= DATASET ROWS =
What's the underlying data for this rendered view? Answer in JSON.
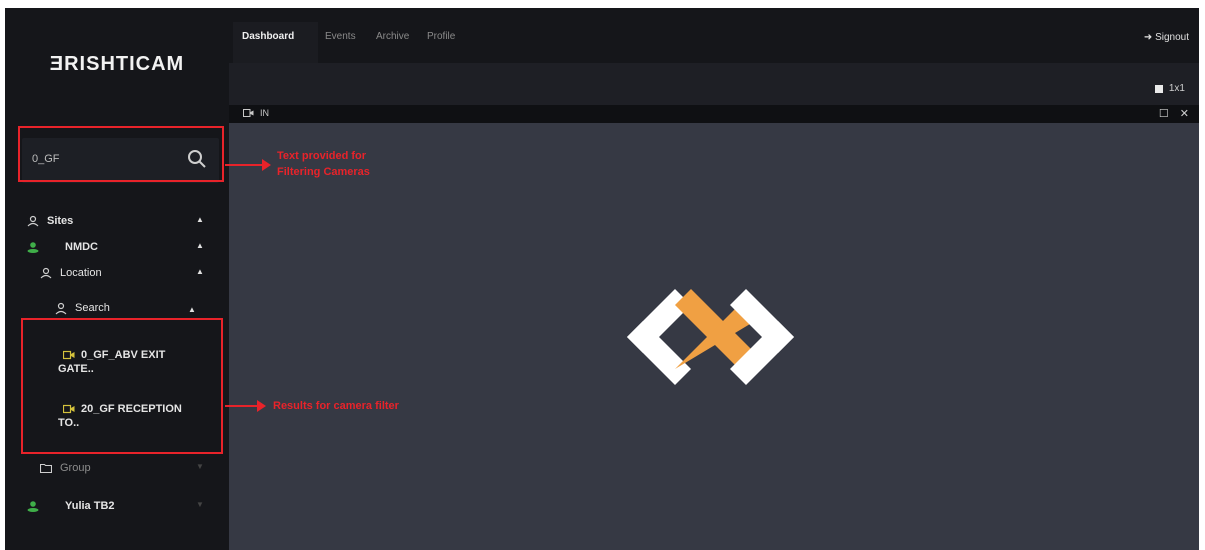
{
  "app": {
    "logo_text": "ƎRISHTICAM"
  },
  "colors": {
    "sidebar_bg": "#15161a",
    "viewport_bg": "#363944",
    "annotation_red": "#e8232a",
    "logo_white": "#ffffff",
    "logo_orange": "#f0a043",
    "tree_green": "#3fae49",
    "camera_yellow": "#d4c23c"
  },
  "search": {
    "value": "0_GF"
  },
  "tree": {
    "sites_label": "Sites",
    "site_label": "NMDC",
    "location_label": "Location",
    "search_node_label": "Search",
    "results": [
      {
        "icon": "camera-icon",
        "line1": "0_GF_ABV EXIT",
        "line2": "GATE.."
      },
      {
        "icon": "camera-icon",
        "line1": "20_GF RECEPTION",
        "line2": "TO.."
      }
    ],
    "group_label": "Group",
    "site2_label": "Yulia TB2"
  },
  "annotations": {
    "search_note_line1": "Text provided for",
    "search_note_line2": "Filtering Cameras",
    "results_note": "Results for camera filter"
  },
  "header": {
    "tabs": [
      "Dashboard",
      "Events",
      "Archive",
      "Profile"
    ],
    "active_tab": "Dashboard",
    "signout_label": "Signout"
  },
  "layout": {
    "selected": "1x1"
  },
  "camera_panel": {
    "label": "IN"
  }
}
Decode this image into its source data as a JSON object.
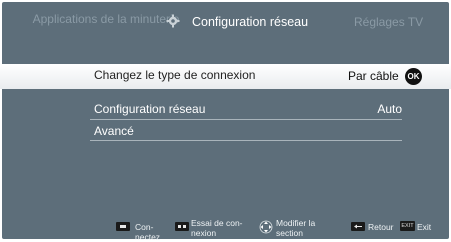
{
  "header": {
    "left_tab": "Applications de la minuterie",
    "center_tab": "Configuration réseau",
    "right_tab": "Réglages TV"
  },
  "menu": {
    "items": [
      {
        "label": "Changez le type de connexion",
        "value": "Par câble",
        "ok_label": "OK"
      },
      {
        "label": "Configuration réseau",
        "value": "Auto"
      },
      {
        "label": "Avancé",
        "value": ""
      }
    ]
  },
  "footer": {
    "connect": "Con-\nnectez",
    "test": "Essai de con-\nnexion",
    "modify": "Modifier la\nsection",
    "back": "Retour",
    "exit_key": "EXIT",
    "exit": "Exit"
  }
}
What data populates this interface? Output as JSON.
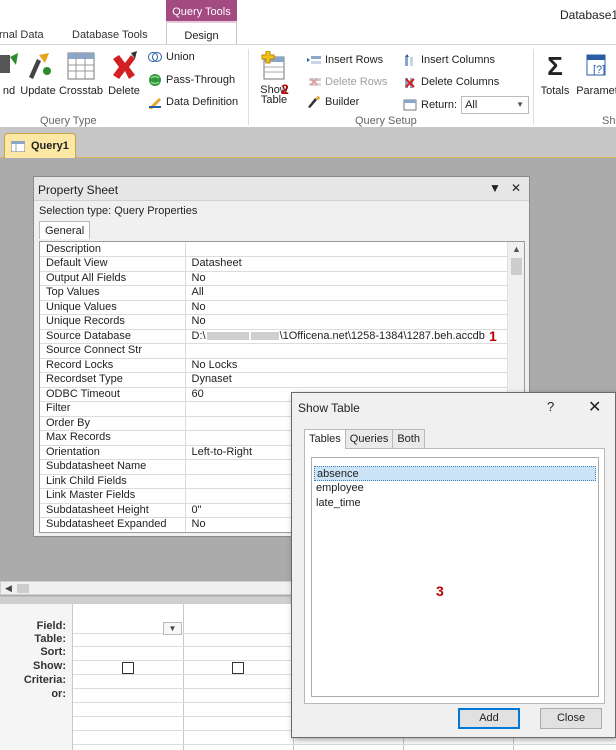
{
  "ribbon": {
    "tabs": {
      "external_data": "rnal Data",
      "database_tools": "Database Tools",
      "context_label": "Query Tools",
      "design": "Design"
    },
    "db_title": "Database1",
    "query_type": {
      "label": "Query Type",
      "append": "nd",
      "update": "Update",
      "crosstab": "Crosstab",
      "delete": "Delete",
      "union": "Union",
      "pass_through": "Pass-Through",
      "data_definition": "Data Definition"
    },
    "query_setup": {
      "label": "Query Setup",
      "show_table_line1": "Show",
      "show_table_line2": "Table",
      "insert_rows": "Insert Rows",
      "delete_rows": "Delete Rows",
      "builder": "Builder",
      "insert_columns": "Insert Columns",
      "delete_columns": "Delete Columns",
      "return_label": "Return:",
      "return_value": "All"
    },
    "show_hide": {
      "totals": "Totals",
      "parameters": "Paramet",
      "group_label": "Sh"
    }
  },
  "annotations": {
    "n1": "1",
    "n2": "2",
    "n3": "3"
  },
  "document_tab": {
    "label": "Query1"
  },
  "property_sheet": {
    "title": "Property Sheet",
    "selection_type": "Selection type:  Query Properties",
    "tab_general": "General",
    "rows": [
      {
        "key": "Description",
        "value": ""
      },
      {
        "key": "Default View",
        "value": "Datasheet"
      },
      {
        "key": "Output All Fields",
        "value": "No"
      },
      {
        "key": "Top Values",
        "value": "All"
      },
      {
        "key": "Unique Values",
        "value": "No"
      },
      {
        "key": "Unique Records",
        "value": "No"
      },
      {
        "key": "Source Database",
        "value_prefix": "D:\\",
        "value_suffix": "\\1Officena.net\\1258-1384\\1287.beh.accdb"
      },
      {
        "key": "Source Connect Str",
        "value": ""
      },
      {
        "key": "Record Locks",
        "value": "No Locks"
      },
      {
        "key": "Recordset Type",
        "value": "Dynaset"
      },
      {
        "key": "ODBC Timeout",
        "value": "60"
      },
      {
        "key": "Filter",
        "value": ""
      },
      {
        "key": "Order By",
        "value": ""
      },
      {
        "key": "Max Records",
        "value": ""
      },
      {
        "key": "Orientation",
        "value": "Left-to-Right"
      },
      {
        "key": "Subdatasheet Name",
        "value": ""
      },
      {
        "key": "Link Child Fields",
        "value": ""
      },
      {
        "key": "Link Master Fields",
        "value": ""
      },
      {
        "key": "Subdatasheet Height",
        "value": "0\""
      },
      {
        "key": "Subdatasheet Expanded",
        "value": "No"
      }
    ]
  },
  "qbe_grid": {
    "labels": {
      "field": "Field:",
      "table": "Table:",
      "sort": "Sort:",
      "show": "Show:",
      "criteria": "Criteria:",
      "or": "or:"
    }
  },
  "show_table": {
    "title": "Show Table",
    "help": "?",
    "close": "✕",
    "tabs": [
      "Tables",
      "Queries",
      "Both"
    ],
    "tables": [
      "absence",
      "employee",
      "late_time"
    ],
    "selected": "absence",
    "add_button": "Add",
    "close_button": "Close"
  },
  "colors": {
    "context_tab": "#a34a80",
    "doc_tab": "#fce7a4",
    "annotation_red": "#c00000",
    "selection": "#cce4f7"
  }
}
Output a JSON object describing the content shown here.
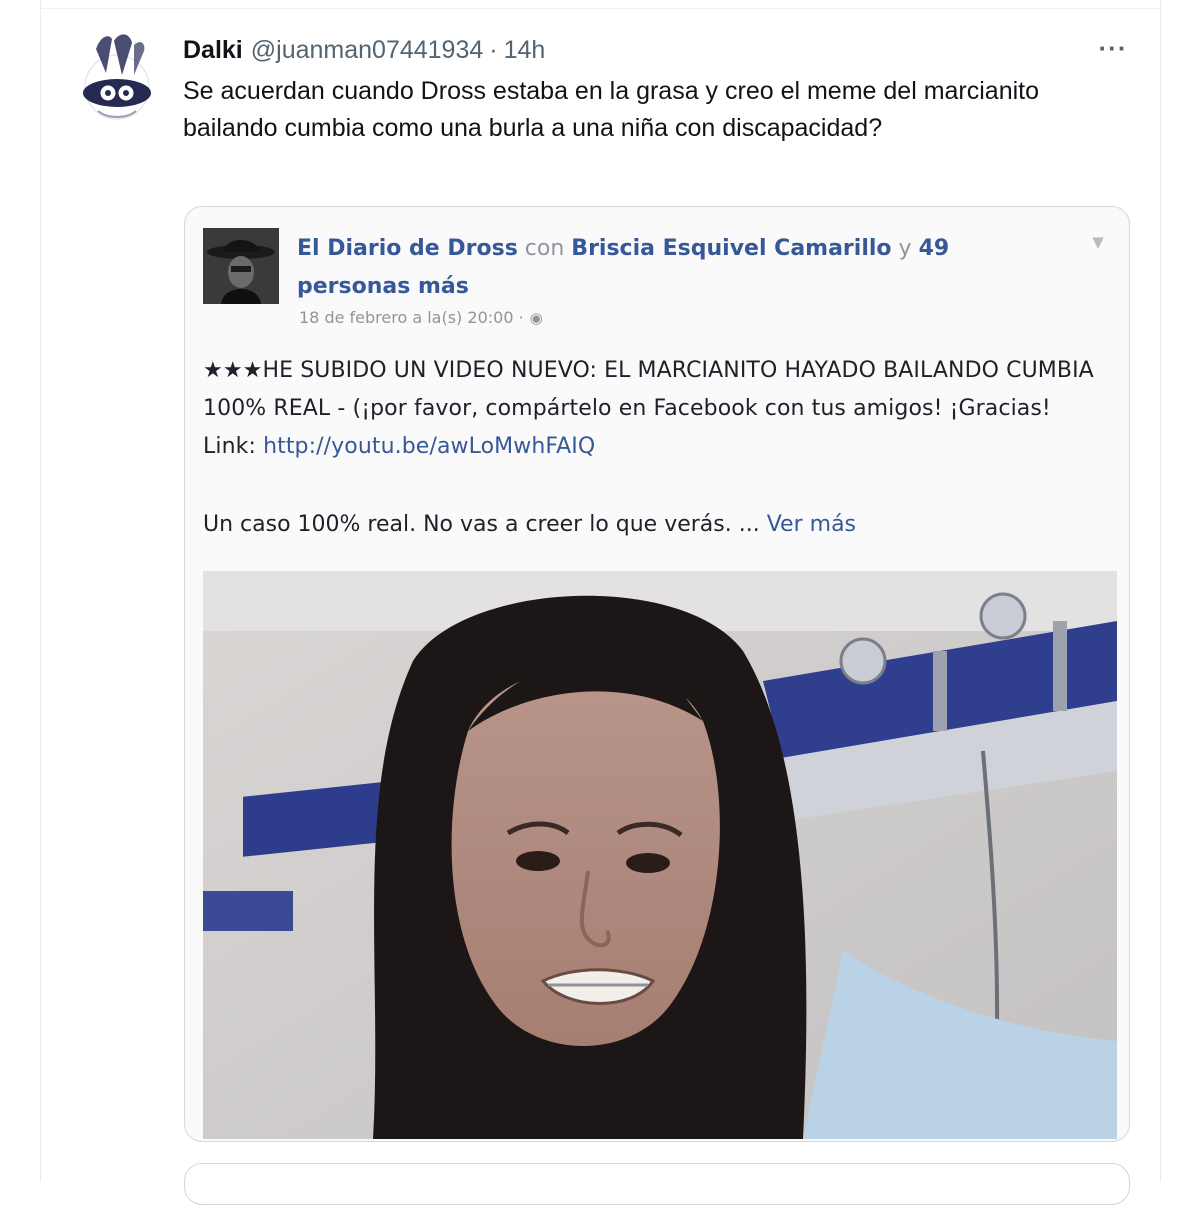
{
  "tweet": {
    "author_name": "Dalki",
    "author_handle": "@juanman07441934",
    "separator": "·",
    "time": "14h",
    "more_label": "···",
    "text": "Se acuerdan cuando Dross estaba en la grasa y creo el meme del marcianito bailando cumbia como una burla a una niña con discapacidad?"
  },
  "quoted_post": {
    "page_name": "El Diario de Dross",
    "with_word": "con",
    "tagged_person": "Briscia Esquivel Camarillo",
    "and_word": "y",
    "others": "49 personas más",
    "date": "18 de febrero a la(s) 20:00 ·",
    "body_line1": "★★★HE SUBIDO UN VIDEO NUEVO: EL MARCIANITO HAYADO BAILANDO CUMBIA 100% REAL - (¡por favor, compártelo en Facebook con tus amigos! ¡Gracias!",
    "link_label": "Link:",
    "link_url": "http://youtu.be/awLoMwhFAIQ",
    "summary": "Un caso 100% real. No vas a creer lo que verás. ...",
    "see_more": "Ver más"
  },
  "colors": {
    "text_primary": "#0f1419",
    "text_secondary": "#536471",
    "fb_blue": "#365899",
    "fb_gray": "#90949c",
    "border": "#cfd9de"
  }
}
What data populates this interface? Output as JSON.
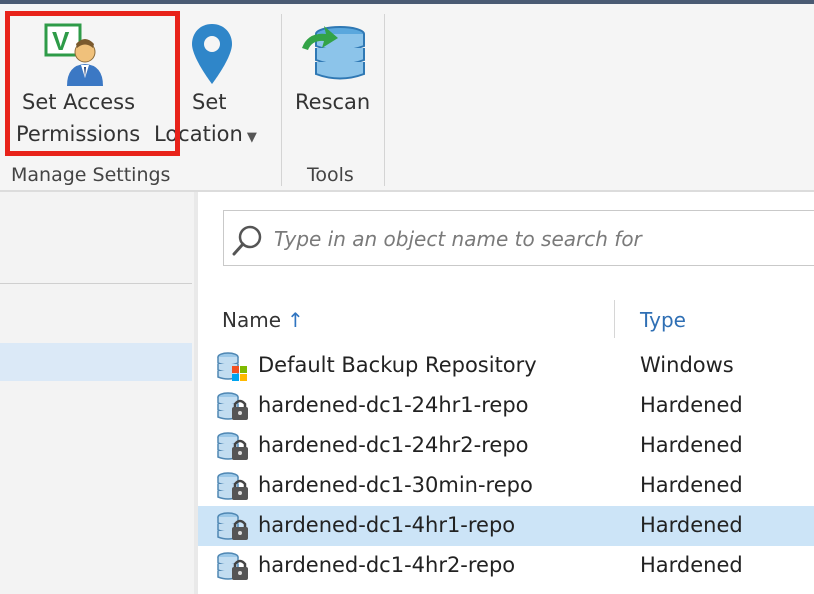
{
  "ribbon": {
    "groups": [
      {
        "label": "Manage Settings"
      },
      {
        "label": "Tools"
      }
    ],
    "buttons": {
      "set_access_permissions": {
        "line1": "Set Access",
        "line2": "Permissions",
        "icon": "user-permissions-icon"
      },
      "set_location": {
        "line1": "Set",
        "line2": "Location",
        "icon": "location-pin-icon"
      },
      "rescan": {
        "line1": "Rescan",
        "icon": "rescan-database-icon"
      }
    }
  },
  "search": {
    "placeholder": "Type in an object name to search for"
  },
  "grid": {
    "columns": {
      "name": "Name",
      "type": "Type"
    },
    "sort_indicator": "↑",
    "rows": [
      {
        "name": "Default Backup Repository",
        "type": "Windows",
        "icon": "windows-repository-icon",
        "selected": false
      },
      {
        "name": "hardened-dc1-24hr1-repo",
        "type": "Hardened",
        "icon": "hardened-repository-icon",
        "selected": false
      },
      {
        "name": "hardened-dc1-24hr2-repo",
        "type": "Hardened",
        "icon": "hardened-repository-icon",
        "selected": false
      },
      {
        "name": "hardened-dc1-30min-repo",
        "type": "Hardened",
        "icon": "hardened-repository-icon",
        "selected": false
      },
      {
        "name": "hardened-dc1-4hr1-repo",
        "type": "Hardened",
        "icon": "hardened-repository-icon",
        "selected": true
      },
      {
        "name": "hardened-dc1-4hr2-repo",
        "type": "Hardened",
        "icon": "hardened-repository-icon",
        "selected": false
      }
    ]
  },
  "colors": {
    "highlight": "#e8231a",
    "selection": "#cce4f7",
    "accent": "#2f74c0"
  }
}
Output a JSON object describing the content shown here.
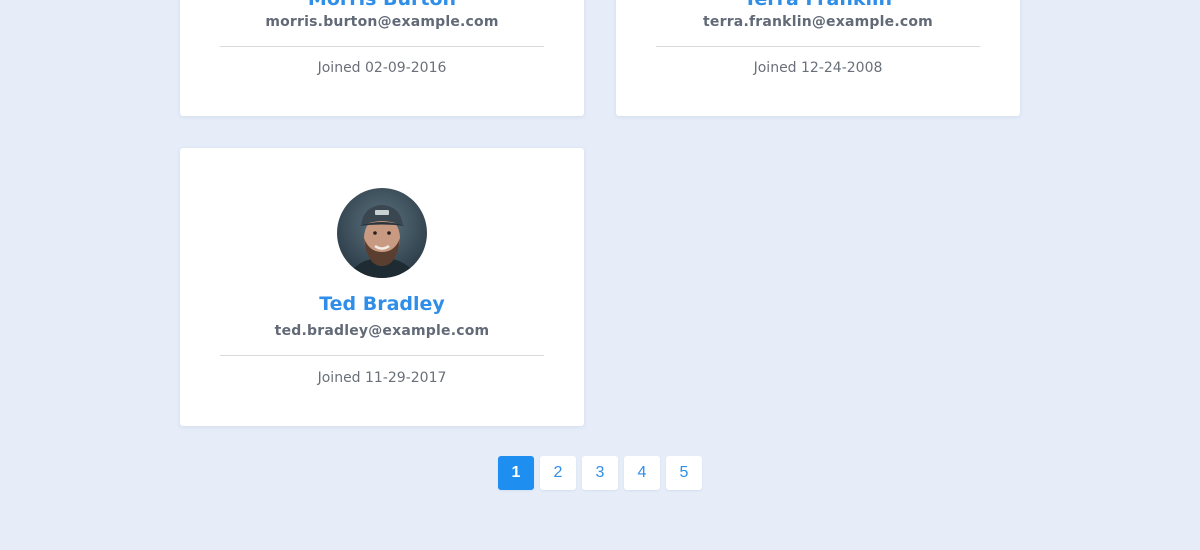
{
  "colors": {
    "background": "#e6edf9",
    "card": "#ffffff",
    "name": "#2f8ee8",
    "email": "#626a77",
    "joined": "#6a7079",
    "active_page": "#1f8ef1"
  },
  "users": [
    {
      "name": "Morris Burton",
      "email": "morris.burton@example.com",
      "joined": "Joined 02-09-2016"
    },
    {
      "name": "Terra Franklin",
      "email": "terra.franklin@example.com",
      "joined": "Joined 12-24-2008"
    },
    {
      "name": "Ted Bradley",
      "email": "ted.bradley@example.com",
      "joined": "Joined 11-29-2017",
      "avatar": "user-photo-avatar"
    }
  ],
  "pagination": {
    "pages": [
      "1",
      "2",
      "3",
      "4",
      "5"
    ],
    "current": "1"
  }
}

= INSTRUCTIONS FOR THE TASK =
Find every line in the records above that holds the word "this", and copy each one.

= SOLUTION =
What's the underlying data for this rendered view? Answer in JSON.
Decode this image into its source data as a JSON object.
What data populates this interface? Output as JSON.
What data populates this interface? Output as JSON.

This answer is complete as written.